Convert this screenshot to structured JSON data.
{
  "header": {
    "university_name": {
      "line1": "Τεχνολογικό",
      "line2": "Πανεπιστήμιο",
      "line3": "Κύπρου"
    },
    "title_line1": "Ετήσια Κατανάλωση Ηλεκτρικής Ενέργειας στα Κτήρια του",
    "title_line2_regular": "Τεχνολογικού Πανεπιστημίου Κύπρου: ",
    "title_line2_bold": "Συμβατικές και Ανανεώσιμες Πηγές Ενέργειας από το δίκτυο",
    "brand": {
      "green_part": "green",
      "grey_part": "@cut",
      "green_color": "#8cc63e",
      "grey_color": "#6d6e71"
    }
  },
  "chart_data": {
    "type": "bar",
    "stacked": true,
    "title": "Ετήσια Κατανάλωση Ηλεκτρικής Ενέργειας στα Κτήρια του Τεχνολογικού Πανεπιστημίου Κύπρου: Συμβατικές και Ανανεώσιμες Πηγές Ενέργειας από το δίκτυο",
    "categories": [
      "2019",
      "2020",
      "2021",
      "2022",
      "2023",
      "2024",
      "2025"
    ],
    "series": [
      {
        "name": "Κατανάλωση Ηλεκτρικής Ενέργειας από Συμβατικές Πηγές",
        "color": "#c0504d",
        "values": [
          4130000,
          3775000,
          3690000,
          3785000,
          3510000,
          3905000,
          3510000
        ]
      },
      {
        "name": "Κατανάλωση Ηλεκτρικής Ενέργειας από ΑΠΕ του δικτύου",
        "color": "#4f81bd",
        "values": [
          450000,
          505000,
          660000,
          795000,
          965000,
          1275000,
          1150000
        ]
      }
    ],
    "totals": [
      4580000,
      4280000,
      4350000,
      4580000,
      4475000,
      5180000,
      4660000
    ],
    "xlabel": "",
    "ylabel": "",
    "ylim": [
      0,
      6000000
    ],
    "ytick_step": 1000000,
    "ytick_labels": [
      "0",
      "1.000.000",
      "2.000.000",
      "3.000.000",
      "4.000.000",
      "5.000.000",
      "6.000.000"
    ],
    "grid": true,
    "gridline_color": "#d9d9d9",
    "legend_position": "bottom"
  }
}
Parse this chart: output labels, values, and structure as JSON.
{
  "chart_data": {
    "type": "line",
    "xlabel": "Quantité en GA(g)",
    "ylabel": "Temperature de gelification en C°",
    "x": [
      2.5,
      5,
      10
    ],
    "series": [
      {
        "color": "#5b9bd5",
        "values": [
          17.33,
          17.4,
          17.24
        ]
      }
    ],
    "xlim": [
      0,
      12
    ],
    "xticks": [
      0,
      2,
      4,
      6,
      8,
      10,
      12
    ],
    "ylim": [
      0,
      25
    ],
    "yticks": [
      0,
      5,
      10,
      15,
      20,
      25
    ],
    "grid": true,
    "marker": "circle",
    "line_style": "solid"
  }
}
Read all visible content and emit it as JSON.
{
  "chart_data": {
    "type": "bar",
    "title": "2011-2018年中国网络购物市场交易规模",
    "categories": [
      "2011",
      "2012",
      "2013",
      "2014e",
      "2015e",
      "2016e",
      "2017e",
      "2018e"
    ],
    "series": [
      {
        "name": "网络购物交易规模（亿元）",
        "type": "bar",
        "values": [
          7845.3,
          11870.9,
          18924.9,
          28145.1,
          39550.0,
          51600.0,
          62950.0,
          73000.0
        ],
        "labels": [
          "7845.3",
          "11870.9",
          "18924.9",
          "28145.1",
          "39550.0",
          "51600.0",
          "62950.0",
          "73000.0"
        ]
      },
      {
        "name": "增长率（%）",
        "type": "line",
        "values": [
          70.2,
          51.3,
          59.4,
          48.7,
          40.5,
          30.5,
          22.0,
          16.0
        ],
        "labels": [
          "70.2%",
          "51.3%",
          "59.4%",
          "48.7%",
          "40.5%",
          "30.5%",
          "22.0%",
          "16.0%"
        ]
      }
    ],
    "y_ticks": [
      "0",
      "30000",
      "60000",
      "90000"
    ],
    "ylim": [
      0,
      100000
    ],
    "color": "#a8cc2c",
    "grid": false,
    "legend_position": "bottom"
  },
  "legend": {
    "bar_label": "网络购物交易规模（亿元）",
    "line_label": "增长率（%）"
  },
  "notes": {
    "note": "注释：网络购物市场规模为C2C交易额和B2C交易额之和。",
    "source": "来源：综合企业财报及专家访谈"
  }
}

^^^^^^^^

AIM: Scan the lines for the string "Κτήρια". Pick out every line that has it.

TASK RESULT:
    "title_line1": "Ετήσια Κατανάλωση Ηλεκτρικής Ενέργειας στα Κτήρια του",
    "title": "Ετήσια Κατανάλωση Ηλεκτρικής Ενέργειας στα Κτήρια του Τεχνολογικού Πανεπιστημίου Κύπρου: Συμβατικές και Ανανεώσιμες Πηγές Ενέργειας από το δίκτυο",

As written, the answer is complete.